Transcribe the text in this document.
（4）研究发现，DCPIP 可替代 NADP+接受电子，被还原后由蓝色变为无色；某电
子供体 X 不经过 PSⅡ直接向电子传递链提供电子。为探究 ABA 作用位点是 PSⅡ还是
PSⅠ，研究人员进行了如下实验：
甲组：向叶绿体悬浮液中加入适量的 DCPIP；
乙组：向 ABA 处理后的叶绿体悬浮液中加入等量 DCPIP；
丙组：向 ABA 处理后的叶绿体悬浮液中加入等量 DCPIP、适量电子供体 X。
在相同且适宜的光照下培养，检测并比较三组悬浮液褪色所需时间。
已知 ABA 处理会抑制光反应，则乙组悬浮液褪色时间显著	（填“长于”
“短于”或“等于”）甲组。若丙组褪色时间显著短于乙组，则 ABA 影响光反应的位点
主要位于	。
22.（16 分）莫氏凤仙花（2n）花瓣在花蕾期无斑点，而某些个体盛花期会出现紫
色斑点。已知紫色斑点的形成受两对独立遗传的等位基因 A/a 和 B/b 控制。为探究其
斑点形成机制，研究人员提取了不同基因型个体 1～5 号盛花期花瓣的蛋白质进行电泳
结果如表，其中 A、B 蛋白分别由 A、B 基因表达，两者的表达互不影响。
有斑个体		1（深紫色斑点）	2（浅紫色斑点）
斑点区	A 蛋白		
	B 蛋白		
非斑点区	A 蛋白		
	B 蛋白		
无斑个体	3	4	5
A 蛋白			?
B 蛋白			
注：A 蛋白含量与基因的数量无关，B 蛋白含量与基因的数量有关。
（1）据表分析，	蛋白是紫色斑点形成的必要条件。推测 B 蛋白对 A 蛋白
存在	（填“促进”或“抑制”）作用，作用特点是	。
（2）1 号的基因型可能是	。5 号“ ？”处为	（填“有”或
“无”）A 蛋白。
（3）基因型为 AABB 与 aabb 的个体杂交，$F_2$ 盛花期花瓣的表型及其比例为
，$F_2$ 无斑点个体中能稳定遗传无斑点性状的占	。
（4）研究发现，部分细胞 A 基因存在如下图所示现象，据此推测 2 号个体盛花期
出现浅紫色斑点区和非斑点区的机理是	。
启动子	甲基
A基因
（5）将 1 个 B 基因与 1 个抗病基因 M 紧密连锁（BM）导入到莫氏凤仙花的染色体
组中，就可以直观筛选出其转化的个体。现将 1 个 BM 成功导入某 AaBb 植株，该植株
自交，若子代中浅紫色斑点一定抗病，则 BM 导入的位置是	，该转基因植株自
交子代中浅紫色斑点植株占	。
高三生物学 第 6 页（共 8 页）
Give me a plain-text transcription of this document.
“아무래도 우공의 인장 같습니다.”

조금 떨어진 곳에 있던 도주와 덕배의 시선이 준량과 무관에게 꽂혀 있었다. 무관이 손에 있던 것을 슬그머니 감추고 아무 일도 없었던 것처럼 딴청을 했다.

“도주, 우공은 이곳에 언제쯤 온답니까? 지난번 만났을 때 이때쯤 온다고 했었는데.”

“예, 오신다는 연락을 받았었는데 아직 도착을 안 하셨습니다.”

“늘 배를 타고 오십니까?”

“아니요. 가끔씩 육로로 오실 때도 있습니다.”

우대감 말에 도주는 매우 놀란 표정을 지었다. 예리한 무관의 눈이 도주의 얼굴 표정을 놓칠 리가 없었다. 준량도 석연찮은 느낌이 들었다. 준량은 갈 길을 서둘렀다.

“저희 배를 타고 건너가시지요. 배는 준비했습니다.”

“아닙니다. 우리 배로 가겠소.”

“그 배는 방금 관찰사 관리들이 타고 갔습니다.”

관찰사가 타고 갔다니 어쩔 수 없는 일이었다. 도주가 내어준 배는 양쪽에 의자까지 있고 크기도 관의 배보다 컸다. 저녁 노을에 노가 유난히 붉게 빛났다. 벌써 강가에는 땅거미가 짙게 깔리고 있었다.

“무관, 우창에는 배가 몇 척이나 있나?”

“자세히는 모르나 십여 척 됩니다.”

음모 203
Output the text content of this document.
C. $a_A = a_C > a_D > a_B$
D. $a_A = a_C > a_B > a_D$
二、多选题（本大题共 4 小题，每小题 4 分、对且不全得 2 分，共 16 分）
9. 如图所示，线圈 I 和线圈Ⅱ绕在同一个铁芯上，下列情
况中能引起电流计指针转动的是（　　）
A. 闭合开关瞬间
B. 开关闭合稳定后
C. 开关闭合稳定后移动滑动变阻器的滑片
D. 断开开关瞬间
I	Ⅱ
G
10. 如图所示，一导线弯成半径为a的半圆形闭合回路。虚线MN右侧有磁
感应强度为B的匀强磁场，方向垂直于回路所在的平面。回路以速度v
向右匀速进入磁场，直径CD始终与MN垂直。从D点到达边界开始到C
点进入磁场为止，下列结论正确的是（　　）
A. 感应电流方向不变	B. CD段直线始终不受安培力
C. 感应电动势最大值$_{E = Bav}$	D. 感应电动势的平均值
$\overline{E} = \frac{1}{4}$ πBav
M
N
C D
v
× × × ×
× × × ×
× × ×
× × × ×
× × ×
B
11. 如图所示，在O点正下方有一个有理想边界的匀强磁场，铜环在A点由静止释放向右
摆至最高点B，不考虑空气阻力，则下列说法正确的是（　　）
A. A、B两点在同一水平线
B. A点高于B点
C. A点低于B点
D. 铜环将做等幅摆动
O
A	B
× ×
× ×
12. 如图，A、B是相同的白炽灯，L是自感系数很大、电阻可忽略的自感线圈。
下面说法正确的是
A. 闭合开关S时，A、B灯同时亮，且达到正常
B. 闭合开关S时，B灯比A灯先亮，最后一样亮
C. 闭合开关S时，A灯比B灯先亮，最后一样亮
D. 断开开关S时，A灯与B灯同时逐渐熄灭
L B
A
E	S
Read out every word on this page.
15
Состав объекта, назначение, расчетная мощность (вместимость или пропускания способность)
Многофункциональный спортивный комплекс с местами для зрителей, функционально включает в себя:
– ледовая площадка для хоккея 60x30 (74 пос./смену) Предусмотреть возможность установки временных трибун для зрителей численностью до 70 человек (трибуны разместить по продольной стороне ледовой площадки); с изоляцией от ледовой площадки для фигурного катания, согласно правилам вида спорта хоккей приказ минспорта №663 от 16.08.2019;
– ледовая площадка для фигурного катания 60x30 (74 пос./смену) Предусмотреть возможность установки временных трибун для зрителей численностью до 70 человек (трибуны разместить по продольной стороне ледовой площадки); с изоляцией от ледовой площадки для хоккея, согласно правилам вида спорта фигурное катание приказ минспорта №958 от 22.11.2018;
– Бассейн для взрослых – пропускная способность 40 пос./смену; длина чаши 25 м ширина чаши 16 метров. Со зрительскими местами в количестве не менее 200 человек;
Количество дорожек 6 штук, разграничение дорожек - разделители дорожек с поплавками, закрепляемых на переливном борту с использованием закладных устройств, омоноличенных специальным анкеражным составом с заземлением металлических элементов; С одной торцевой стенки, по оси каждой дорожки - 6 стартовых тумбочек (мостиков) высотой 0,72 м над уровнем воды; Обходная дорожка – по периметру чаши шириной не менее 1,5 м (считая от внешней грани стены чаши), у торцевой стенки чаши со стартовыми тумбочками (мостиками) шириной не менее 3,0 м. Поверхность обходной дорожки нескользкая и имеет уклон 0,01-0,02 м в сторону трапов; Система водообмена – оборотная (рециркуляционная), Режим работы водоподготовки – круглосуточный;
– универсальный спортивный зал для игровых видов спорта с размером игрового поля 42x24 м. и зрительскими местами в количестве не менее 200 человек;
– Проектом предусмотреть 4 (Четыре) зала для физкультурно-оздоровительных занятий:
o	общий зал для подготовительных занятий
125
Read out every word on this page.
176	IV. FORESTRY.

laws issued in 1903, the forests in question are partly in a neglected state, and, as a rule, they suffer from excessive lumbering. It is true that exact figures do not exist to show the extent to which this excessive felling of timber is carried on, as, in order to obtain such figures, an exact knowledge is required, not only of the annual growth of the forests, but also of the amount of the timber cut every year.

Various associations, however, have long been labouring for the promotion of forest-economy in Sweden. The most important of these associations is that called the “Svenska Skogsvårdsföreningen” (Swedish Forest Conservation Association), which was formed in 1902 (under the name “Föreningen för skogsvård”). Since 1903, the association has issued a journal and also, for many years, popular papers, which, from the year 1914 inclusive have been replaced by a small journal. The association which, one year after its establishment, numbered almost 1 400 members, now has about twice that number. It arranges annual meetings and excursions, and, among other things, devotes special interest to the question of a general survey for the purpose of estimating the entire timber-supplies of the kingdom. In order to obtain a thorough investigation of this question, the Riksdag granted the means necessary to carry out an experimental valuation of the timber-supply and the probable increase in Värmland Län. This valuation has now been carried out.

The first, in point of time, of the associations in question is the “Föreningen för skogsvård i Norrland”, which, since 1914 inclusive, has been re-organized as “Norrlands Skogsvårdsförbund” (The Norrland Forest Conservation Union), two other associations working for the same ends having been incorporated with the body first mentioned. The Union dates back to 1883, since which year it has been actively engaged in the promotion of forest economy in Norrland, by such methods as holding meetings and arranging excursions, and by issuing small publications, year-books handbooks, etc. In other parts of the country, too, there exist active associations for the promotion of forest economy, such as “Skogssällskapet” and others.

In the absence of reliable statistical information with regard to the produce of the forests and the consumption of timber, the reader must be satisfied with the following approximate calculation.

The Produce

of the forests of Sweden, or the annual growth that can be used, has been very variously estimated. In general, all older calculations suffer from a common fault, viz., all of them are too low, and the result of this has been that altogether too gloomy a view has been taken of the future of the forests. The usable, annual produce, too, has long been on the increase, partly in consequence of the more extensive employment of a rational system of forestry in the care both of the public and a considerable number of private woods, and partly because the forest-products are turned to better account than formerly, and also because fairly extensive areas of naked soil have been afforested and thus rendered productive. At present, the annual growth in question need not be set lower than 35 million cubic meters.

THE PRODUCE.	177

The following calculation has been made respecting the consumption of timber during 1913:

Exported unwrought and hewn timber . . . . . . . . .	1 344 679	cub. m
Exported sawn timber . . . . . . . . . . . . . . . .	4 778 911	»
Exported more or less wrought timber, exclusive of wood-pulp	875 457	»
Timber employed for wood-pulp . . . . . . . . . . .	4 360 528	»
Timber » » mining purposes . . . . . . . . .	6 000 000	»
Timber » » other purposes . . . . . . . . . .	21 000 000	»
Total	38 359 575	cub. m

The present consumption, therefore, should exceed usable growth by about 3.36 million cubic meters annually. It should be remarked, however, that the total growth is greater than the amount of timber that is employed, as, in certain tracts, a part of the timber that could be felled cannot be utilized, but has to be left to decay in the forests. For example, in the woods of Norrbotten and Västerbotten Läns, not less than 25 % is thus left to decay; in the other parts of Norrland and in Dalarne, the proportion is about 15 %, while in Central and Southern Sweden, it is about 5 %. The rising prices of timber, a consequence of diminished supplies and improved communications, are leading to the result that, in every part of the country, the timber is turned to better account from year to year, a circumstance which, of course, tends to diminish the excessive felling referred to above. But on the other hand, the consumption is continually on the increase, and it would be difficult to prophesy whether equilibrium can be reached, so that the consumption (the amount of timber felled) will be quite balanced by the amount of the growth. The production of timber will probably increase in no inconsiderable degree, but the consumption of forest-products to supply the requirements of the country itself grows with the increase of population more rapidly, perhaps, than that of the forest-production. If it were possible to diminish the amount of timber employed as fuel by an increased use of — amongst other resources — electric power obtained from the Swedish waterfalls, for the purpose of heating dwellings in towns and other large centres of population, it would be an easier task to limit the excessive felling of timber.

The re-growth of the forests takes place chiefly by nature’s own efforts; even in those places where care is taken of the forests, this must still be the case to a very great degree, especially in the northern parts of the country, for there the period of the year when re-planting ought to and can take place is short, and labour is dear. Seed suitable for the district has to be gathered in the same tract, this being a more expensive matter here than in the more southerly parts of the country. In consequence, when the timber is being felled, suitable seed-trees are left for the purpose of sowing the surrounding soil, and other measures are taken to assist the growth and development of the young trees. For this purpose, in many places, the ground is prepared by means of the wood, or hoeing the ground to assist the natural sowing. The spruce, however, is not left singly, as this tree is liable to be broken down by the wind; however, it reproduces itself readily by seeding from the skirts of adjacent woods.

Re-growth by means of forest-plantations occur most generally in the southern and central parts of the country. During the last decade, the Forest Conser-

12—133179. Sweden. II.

◇ ◇ ◇ ◇ ◇

WHAT IS REQUIRED -
Gather each line of the records holding the string "площадки".

ANSWER TO THE EXERCISE -
– ледовая площадка для хоккея 60x30 (74 пос./смену) Предусмотреть возможность установки временных трибун для зрителей численностью до 70 человек (трибуны разместить по продольной стороне ледовой площадки); с изоляцией от ледовой площадки для фигурного катания, согласно правилам вида спорта хоккей приказ минспорта №663 от 16.08.2019;
– ледовая площадка для фигурного катания 60x30 (74 пос./смену) Предусмотреть возможность установки временных трибун для зрителей численностью до 70 человек (трибуны разместить по продольной стороне ледовой площадки); с изоляцией от ледовой площадки для хоккея, согласно правилам вида спорта фигурное катание приказ минспорта №958 от 22.11.2018;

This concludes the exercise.